» EXTRACT TO READ:
● ● ●
Once categorisation is approved you receive three items: the door-mounted star plaque; Knjiga gostiju (Guest Book — pink cover, ~EUR 8) for recording guest details; and Knjiga prigovora (Complaint Book — blue cover, ~EUR 8) for guest complaints. Both books are stamped by the municipality. The categorisation certificate is valid for 3 years and must be renewed thereafter.
No substantive differences exist between the regulations applied by Budva, Kotor, Tivat, Herceg Novi, Bar and Ulcinj; national standards govern. However, digital guest-registration tooling differs at municipal level: Tivat uses Lotos Tourist, Kotor eBoravak, and Bar the RegistracijaBoravka mobile application.
Guest registration system: "eTurist" is Serbia's system, not Montenegro's
One widespread misconception should be corrected at the outset: "eTurist" (eturista.gov.rs) is Serbia's electronic guest-registration platform. No official platform operates under that name in Montenegro. Since April 2015 Montenegro has used a decentralised electronic registration system operated under the Ministry of the Interior (Ministarstvo unutrašnjih poslova / MUP).
As an accommodation provider you must report each guest's arrival within 12 hours, and each guest's departure within 24 hours, to the local Tourist Organisation (Turistička organizacija) or the local police station. Electronic filing requires a digital certificate issued by Pošta Crne Gore (the Montenegrin Postal Service) at a cost of approximately EUR 30, valid for 3 years. The certificate can be obtained from post offices, Crnogorski Telekom branches or CoreIT bureaus.
● ● ●
» SUPPLIED MATERIAL:
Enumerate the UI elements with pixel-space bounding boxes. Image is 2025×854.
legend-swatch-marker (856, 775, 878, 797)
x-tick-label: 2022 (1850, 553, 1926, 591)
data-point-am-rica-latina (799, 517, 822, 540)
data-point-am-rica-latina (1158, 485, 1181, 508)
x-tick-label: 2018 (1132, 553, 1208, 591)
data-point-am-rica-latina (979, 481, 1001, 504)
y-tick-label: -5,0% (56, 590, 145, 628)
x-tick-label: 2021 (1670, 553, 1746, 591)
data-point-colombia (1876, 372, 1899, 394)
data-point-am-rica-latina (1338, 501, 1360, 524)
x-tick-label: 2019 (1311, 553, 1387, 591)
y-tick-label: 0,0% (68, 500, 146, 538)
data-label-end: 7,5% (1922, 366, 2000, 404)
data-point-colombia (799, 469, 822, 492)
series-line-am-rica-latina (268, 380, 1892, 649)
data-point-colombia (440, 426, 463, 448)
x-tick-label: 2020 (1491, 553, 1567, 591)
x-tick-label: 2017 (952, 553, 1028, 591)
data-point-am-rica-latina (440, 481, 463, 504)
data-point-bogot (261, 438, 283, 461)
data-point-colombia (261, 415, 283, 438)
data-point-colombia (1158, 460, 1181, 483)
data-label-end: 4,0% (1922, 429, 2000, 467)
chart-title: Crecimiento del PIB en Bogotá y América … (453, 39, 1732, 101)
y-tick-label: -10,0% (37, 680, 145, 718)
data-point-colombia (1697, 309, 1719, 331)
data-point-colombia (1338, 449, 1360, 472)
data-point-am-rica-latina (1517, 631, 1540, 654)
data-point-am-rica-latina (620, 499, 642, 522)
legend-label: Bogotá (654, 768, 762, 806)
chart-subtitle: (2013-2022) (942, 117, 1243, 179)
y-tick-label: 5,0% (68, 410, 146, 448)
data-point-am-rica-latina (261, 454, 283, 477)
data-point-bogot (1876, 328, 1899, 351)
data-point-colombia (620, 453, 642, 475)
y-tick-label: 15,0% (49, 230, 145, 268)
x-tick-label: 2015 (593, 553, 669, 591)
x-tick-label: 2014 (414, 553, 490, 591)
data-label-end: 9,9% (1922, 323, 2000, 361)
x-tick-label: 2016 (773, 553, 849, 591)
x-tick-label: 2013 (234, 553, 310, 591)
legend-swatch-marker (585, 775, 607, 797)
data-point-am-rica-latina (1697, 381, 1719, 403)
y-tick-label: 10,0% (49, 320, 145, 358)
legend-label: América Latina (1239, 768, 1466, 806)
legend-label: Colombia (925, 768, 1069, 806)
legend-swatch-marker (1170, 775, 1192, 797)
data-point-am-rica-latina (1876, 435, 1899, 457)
● ● ●
» TO DO:
• a. Reproduce the part of the text on Montenegrin guest accommodation that opens with the words containing "Once categorisation is" and closes with "be renewed thereafter.", changing "municipality" to "local authority".
• b. According to the text on Montenegrin guest accommodation, within how many hours must a provider report a guest's arrival?

» ANSWERS TO THE TASKS:
• a.
Once categorisation is approved you receive three items: the door-mounted star plaque; Knjiga gostiju (Guest Book — pink cover, ~EUR 8) for recording guest details; and Knjiga prigovora (Complaint Book — blue cover, ~EUR 8) for guest complaints. Both books are stamped by the local authority. The categorisation certificate is valid for 3 years and must be renewed thereafter.

• b. Within 12 hours.